Print all of the data exactly as written.
[start]
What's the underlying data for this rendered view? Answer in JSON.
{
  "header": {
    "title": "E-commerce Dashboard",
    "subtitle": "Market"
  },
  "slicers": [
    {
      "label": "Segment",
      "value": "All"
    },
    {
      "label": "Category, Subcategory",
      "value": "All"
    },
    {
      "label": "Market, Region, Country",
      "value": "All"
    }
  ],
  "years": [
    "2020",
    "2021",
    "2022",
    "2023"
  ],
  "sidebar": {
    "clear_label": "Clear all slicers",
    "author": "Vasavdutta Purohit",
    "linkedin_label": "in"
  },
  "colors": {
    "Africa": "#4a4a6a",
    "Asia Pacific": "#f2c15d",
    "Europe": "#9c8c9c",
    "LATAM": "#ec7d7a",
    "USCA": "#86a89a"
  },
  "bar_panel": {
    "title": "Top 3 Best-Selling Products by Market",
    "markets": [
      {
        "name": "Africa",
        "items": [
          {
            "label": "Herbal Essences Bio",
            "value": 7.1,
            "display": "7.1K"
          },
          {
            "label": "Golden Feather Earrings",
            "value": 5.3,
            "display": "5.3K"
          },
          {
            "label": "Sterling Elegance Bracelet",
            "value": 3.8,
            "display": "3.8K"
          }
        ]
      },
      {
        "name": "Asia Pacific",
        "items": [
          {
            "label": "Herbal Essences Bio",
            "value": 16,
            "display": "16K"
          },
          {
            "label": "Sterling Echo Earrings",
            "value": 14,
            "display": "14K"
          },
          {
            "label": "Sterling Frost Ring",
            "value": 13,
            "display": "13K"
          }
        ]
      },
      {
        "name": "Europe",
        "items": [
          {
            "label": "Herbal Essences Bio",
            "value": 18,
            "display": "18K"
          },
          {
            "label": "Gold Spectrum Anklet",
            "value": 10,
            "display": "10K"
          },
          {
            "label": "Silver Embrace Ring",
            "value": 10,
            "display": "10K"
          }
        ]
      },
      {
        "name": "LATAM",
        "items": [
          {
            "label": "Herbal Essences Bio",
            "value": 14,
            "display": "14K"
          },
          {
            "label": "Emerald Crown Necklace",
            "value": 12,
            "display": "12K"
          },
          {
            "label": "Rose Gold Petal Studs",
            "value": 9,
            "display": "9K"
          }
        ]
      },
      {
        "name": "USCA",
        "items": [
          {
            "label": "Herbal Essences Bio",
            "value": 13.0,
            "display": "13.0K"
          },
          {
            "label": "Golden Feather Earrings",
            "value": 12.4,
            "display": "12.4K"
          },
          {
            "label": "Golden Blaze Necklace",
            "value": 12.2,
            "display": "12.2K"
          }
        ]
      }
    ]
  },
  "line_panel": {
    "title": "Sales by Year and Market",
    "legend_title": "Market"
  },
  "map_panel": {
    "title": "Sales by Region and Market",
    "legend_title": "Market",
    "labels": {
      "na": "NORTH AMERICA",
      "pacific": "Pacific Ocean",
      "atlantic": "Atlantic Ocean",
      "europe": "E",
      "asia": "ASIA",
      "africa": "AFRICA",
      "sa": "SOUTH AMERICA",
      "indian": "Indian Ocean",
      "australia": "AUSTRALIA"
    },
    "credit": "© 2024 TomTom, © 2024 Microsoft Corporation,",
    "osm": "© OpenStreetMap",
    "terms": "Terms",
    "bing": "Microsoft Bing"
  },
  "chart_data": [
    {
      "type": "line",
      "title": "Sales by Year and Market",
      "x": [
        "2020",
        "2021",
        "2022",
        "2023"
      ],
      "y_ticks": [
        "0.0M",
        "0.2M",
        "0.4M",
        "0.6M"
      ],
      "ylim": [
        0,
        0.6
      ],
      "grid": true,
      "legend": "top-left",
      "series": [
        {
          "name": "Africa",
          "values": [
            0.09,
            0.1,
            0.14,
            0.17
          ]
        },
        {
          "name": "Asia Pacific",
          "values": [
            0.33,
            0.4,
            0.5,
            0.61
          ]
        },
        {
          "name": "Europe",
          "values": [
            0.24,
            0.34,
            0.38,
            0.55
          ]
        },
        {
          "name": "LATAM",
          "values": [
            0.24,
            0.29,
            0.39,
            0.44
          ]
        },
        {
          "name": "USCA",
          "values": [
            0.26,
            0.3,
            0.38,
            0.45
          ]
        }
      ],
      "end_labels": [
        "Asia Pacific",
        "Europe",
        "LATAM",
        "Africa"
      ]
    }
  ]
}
[end]
» Final answer:
What's the underlying data for this rendered view? Answer in JSON.
{
  "header": {
    "title": "E-commerce Dashboard",
    "subtitle": "Market"
  },
  "slicers": [
    {
      "label": "Segment",
      "value": "All"
    },
    {
      "label": "Category, Subcategory",
      "value": "All"
    },
    {
      "label": "Market, Region, Country",
      "value": "All"
    }
  ],
  "years": [
    "2020",
    "2021",
    "2022",
    "2023"
  ],
  "sidebar": {
    "clear_label": "Clear all slicers",
    "author": "Vasavdutta Purohit",
    "linkedin_label": "in"
  },
  "colors": {
    "Africa": "#4a4a6a",
    "Asia Pacific": "#f2c15d",
    "Europe": "#9c8c9c",
    "LATAM": "#ec7d7a",
    "USCA": "#86a89a"
  },
  "bar_panel": {
    "title": "Top 3 Best-Selling Products by Market",
    "markets": [
      {
        "name": "Africa",
        "items": [
          {
            "label": "Herbal Essences Bio",
            "value": 7.1,
            "display": "7.1K"
          },
          {
            "label": "Golden Feather Earrings",
            "value": 5.3,
            "display": "5.3K"
          },
          {
            "label": "Sterling Elegance Bracelet",
            "value": 3.8,
            "display": "3.8K"
          }
        ]
      },
      {
        "name": "Asia Pacific",
        "items": [
          {
            "label": "Herbal Essences Bio",
            "value": 16,
            "display": "16K"
          },
          {
            "label": "Sterling Echo Earrings",
            "value": 14,
            "display": "14K"
          },
          {
            "label": "Sterling Frost Ring",
            "value": 13,
            "display": "13K"
          }
        ]
      },
      {
        "name": "Europe",
        "items": [
          {
            "label": "Herbal Essences Bio",
            "value": 18,
            "display": "18K"
          },
          {
            "label": "Gold Spectrum Anklet",
            "value": 10,
            "display": "10K"
          },
          {
            "label": "Silver Embrace Ring",
            "value": 10,
            "display": "10K"
          }
        ]
      },
      {
        "name": "LATAM",
        "items": [
          {
            "label": "Herbal Essences Bio",
            "value": 14,
            "display": "14K"
          },
          {
            "label": "Emerald Crown Necklace",
            "value": 12,
            "display": "12K"
          },
          {
            "label": "Rose Gold Petal Studs",
            "value": 9,
            "display": "9K"
          }
        ]
      },
      {
        "name": "USCA",
        "items": [
          {
            "label": "Herbal Essences Bio",
            "value": 13.0,
            "display": "13.0K"
          },
          {
            "label": "Golden Feather Earrings",
            "value": 12.4,
            "display": "12.4K"
          },
          {
            "label": "Golden Blaze Necklace",
            "value": 12.2,
            "display": "12.2K"
          }
        ]
      }
    ]
  },
  "line_panel": {
    "title": "Sales by Year and Market",
    "legend_title": "Market"
  },
  "map_panel": {
    "title": "Sales by Region and Market",
    "legend_title": "Market",
    "labels": {
      "na": "NORTH AMERICA",
      "pacific": "Pacific Ocean",
      "atlantic": "Atlantic Ocean",
      "europe": "E",
      "asia": "ASIA",
      "africa": "AFRICA",
      "sa": "SOUTH AMERICA",
      "indian": "Indian Ocean",
      "australia": "AUSTRALIA"
    },
    "credit": "© 2024 TomTom, © 2024 Microsoft Corporation,",
    "osm": "© OpenStreetMap",
    "terms": "Terms",
    "bing": "Microsoft Bing"
  },
  "chart_data": [
    {
      "type": "line",
      "title": "Sales by Year and Market",
      "x": [
        "2020",
        "2021",
        "2022",
        "2023"
      ],
      "y_ticks": [
        "0.0M",
        "0.2M",
        "0.4M",
        "0.6M"
      ],
      "ylim": [
        0,
        0.6
      ],
      "grid": true,
      "legend": "top-left",
      "series": [
        {
          "name": "Africa",
          "values": [
            0.09,
            0.1,
            0.14,
            0.17
          ]
        },
        {
          "name": "Asia Pacific",
          "values": [
            0.33,
            0.4,
            0.5,
            0.61
          ]
        },
        {
          "name": "Europe",
          "values": [
            0.24,
            0.34,
            0.38,
            0.55
          ]
        },
        {
          "name": "LATAM",
          "values": [
            0.24,
            0.29,
            0.39,
            0.44
          ]
        },
        {
          "name": "USCA",
          "values": [
            0.26,
            0.3,
            0.38,
            0.45
          ]
        }
      ],
      "end_labels": [
        "Asia Pacific",
        "Europe",
        "LATAM",
        "Africa"
      ]
    }
  ]
}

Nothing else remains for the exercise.